GIVEN INSTRUCTION: Find each line with the string "java" and report it.
>>>
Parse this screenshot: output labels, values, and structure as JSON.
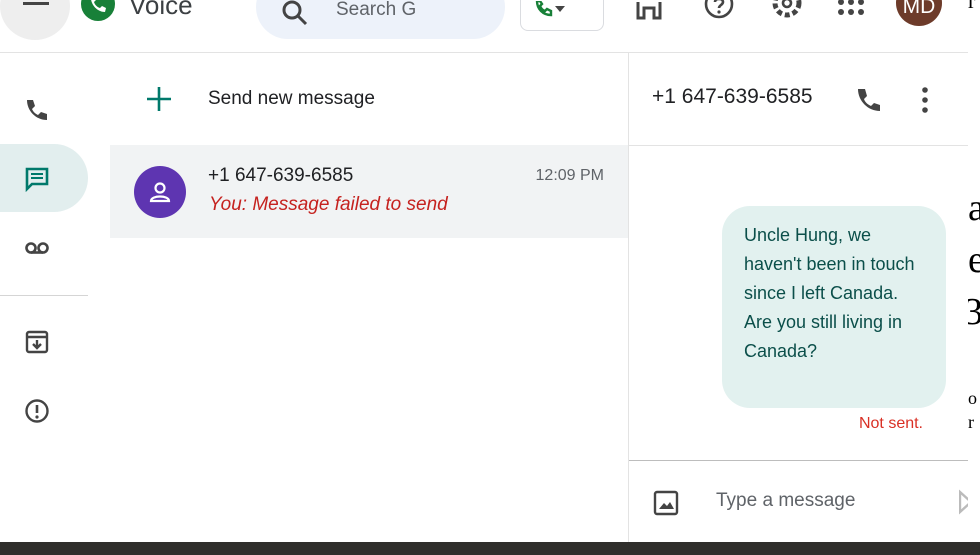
{
  "app": {
    "title": "Voice"
  },
  "colors": {
    "accent": "#188038",
    "failed": "#c5221f",
    "bubble": "#e2f1ef"
  },
  "header": {
    "search_placeholder": "Search G",
    "avatar_initials": "MD",
    "icons": [
      "menu-icon",
      "search-icon",
      "phone-icon",
      "chevron-down-icon",
      "headset-icon",
      "help-icon",
      "settings-icon",
      "apps-icon"
    ]
  },
  "nav": {
    "items": [
      {
        "name": "calls",
        "icon": "phone-icon",
        "active": false
      },
      {
        "name": "messages",
        "icon": "message-icon",
        "active": true
      },
      {
        "name": "voicemail",
        "icon": "voicemail-icon",
        "active": false
      },
      {
        "name": "archive",
        "icon": "archive-icon",
        "active": false
      },
      {
        "name": "spam",
        "icon": "spam-icon",
        "active": false
      }
    ]
  },
  "list": {
    "new_message": "Send new message",
    "conversations": [
      {
        "name": "+1 647-639-6585",
        "time": "12:09 PM",
        "snippet": "You: Message failed to send"
      }
    ]
  },
  "thread": {
    "contact": "+1 647-639-6585",
    "message": "Uncle Hung, we haven't been in touch since I left Canada. Are you still living in Canada?",
    "status": "Not sent."
  },
  "composer": {
    "placeholder": "Type a message"
  },
  "background_fragments": [
    "a",
    "e",
    "3",
    "o",
    "r"
  ]
}
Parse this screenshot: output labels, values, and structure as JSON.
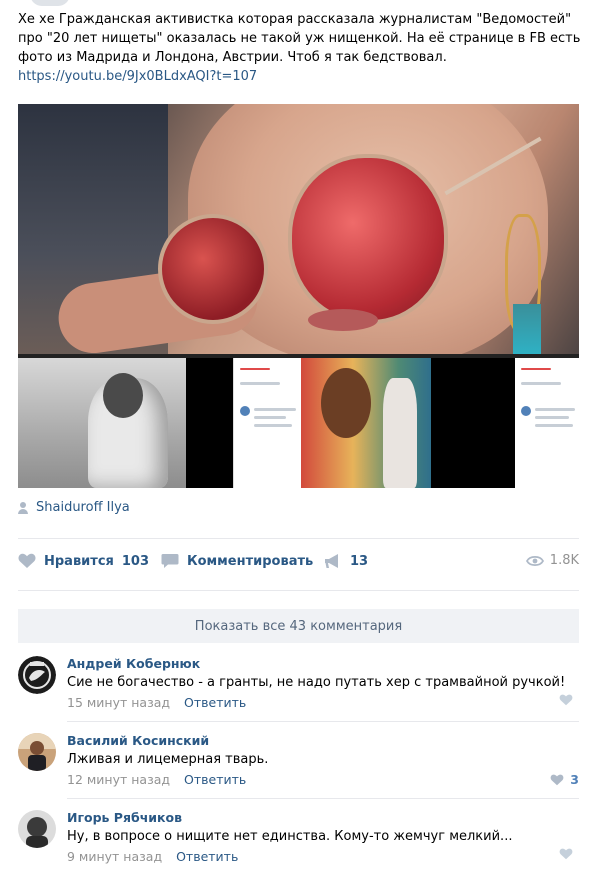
{
  "post": {
    "text": "Хе хе Гражданская активистка которая рассказала журналистам \"Ведомостей\" про \"20 лет нищеты\" оказалась не такой уж нищенкой. На её странице в FB есть фото из Мадрида и Лондона, Австрии. Чтоб я так бедствовал.",
    "link": "https://youtu.be/9Jx0BLdxAQI?t=107",
    "author": "Shaiduroff Ilya"
  },
  "actions": {
    "like_label": "Нравится",
    "like_count": "103",
    "comment_label": "Комментировать",
    "share_count": "13",
    "views": "1.8K"
  },
  "comments_block": {
    "show_all": "Показать все 43 комментария",
    "reply_label": "Ответить",
    "items": [
      {
        "name": "Андрей Кобернюк",
        "text": "Сие не богачество - а гранты, не надо путать хер с трамвайной ручкой!",
        "time": "15 минут назад",
        "likes": ""
      },
      {
        "name": "Василий Косинский",
        "text": "Лживая и лицемерная тварь.",
        "time": "12 минут назад",
        "likes": "3"
      },
      {
        "name": "Игорь Рябчиков",
        "text": "Ну, в вопросе о нищите нет единства. Кому-то жемчуг мелкий...",
        "time": "9 минут назад",
        "likes": ""
      }
    ]
  },
  "colors": {
    "link": "#2a5885",
    "muted": "#939393",
    "icon": "#aeb9c7",
    "button_bg": "#f0f2f5"
  },
  "icons": {
    "like": "heart-icon",
    "comment": "speech-bubble-icon",
    "share": "megaphone-icon",
    "views": "eye-icon",
    "author": "person-icon"
  }
}
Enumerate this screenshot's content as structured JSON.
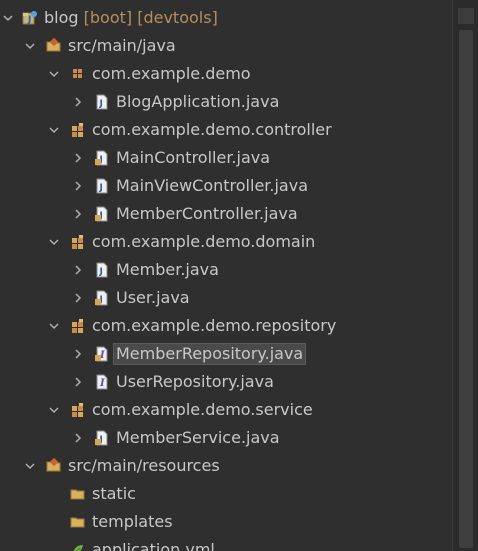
{
  "project": {
    "name": "blog",
    "decorations": "[boot] [devtools]"
  },
  "tree": {
    "src_main_java": "src/main/java",
    "pkg_demo": "com.example.demo",
    "blog_application": "BlogApplication.java",
    "pkg_controller": "com.example.demo.controller",
    "main_controller": "MainController.java",
    "main_view_controller": "MainViewController.java",
    "member_controller": "MemberController.java",
    "pkg_domain": "com.example.demo.domain",
    "member": "Member.java",
    "user": "User.java",
    "pkg_repository": "com.example.demo.repository",
    "member_repository": "MemberRepository.java",
    "user_repository": "UserRepository.java",
    "pkg_service": "com.example.demo.service",
    "member_service": "MemberService.java",
    "src_main_resources": "src/main/resources",
    "static": "static",
    "templates": "templates",
    "application_yml": "application.yml"
  },
  "icons": {
    "project": "project-icon",
    "source_folder": "source-folder-icon",
    "package_empty": "package-icon",
    "package": "package-icon",
    "java_class": "java-class-icon",
    "java_interface": "java-interface-icon",
    "folder": "folder-icon",
    "yml_file": "yml-file-icon"
  },
  "colors": {
    "background": "#2f2f2f",
    "text": "#c8c8c8",
    "decoration": "#b58f5c",
    "selection": "#4a4a4a"
  }
}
<<<
THE RESULT:
    "src_main_java": "src/main/java",
    "blog_application": "BlogApplication.java",
    "main_controller": "MainController.java",
    "main_view_controller": "MainViewController.java",
    "member_controller": "MemberController.java",
    "member": "Member.java",
    "user": "User.java",
    "member_repository": "MemberRepository.java",
    "user_repository": "UserRepository.java",
    "member_service": "MemberService.java",
    "java_class": "java-class-icon",
    "java_interface": "java-interface-icon",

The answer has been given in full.